- Aim of the task -
Reproduce every line of the material below, but drop the pictures.

··· Available records

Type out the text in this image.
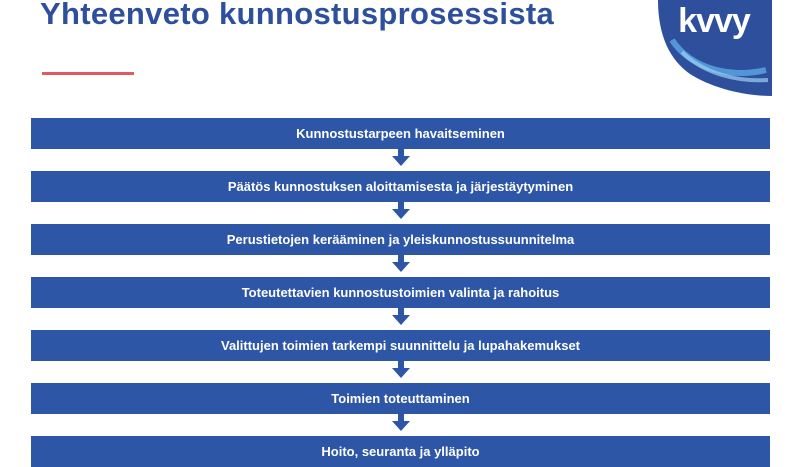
Yhteenveto kunnostusprosessista	kvvy
Kunnostustarpeen havaitseminen
Päätös kunnostuksen aloittamisesta ja järjestäytyminen
Perustietojen kerääminen ja yleiskunnostussuunnitelma
Toteutettavien kunnostustoimien valinta ja rahoitus
Valittujen toimien tarkempi suunnittelu ja lupahakemukset
Toimien toteuttaminen
Hoito, seuranta ja ylläpito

······

- Final result -
Type out the text in this image.
Yhteenveto kunnostusprosessista	kvvy
Kunnostustarpeen havaitseminen
Päätös kunnostuksen aloittamisesta ja järjestäytyminen
Perustietojen kerääminen ja yleiskunnostussuunnitelma
Toteutettavien kunnostustoimien valinta ja rahoitus
Valittujen toimien tarkempi suunnittelu ja lupahakemukset
Toimien toteuttaminen
Hoito, seuranta ja ylläpito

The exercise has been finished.